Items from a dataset
========
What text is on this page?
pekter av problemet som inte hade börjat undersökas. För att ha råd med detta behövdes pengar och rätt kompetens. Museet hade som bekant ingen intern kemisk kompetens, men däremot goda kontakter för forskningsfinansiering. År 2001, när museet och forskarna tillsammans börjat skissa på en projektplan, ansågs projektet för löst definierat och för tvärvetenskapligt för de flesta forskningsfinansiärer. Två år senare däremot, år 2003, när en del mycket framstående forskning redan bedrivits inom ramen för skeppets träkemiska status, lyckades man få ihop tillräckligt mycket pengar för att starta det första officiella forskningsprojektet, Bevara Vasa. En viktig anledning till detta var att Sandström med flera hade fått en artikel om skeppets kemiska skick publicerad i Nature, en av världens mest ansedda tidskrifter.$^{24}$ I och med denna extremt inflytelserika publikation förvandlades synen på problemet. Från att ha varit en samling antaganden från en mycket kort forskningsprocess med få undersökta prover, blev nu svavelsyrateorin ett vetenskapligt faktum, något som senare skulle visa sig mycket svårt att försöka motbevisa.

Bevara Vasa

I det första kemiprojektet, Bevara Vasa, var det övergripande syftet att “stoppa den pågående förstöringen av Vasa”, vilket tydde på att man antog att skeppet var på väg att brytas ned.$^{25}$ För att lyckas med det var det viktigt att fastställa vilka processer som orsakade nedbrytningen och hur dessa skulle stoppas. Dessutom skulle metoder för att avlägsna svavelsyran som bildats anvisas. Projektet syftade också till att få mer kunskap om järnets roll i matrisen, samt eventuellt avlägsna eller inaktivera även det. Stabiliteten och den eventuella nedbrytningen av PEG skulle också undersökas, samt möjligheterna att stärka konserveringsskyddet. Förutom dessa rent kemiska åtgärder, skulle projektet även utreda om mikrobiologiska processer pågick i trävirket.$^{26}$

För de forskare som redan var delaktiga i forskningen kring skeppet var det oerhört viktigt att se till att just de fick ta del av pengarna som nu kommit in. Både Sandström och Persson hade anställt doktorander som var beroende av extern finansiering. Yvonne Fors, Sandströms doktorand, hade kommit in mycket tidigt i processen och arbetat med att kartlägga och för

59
========
* **Brief**
Each record above should be output again exactly.

* **Full solution**
What text is on this page?
pekter av problemet som inte hade börjat undersökas. För att ha råd med detta behövdes pengar och rätt kompetens. Museet hade som bekant ingen intern kemisk kompetens, men däremot goda kontakter för forskningsfinansiering. År 2001, när museet och forskarna tillsammans börjat skissa på en projektplan, ansågs projektet för löst definierat och för tvärvetenskapligt för de flesta forskningsfinansiärer. Två år senare däremot, år 2003, när en del mycket framstående forskning redan bedrivits inom ramen för skeppets träkemiska status, lyckades man få ihop tillräckligt mycket pengar för att starta det första officiella forskningsprojektet, Bevara Vasa. En viktig anledning till detta var att Sandström med flera hade fått en artikel om skeppets kemiska skick publicerad i Nature, en av världens mest ansedda tidskrifter.$^{24}$ I och med denna extremt inflytelserika publikation förvandlades synen på problemet. Från att ha varit en samling antaganden från en mycket kort forskningsprocess med få undersökta prover, blev nu svavelsyrateorin ett vetenskapligt faktum, något som senare skulle visa sig mycket svårt att försöka motbevisa.

Bevara Vasa

I det första kemiprojektet, Bevara Vasa, var det övergripande syftet att “stoppa den pågående förstöringen av Vasa”, vilket tydde på att man antog att skeppet var på väg att brytas ned.$^{25}$ För att lyckas med det var det viktigt att fastställa vilka processer som orsakade nedbrytningen och hur dessa skulle stoppas. Dessutom skulle metoder för att avlägsna svavelsyran som bildats anvisas. Projektet syftade också till att få mer kunskap om järnets roll i matrisen, samt eventuellt avlägsna eller inaktivera även det. Stabiliteten och den eventuella nedbrytningen av PEG skulle också undersökas, samt möjligheterna att stärka konserveringsskyddet. Förutom dessa rent kemiska åtgärder, skulle projektet även utreda om mikrobiologiska processer pågick i trävirket.$^{26}$

För de forskare som redan var delaktiga i forskningen kring skeppet var det oerhört viktigt att se till att just de fick ta del av pengarna som nu kommit in. Både Sandström och Persson hade anställt doktorander som var beroende av extern finansiering. Yvonne Fors, Sandströms doktorand, hade kommit in mycket tidigt i processen och arbetat med att kartlägga och för

59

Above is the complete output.